> _Records_:
════════════════
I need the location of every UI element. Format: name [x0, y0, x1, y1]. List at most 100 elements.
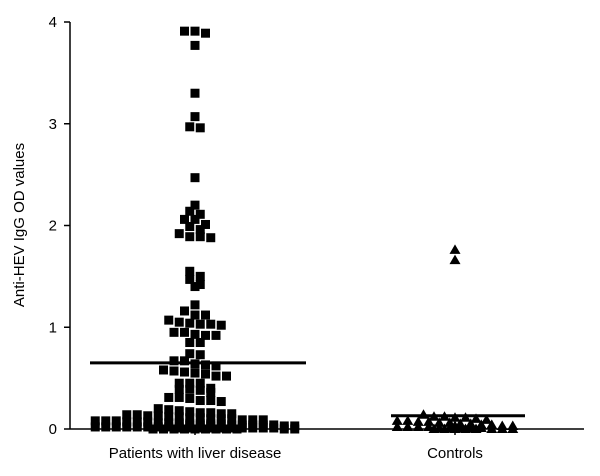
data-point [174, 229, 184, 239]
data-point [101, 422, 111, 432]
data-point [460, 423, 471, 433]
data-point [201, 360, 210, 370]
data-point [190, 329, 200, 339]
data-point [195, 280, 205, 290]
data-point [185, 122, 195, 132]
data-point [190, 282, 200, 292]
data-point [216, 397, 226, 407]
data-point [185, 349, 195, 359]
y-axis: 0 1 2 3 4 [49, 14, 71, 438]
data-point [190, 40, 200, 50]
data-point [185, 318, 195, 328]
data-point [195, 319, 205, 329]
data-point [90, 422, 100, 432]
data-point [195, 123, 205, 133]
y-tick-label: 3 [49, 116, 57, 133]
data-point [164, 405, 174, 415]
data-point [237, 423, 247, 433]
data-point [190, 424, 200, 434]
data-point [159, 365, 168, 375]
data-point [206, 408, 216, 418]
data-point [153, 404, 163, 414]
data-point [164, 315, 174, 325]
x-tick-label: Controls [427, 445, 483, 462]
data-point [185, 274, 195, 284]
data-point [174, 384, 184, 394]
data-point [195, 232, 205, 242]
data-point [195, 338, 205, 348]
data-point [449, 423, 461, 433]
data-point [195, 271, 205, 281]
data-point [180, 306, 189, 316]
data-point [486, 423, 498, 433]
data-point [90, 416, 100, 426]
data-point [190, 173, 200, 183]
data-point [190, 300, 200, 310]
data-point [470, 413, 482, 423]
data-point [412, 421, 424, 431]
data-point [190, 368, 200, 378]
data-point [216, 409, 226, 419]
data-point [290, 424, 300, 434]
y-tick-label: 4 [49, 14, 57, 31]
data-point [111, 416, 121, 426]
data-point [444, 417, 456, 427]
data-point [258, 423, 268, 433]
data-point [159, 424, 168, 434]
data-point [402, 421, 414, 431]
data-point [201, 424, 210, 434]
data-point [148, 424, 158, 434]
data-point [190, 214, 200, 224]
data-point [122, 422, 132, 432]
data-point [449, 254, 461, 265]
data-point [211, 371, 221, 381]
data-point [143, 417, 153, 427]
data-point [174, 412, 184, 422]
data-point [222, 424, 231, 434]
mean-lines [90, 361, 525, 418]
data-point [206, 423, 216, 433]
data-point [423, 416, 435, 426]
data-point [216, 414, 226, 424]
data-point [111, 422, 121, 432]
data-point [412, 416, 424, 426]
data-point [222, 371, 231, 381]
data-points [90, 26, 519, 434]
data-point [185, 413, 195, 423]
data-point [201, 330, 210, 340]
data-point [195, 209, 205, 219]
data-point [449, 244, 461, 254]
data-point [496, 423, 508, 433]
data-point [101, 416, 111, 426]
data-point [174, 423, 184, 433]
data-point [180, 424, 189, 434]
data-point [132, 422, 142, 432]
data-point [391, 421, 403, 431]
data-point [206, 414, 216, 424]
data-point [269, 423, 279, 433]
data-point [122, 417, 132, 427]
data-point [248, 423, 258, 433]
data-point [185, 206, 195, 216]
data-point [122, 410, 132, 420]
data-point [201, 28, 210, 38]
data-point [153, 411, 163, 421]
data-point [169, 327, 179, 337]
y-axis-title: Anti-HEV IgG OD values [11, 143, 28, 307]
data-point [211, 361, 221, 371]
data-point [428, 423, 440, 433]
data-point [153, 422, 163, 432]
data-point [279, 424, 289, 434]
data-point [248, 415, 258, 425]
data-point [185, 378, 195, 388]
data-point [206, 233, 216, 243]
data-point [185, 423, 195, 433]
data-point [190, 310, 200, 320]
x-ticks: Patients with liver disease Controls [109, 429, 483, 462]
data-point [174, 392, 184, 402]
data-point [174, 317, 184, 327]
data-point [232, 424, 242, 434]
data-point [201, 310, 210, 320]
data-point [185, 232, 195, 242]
════════════════
> _Problem statement_: The answer must be every line from the records above that contains "axis".

> _Answer for the task_:
y-axis: 0 1 2 3 4 [49, 14, 71, 438]
y-axis-title: Anti-HEV IgG OD values [11, 143, 28, 307]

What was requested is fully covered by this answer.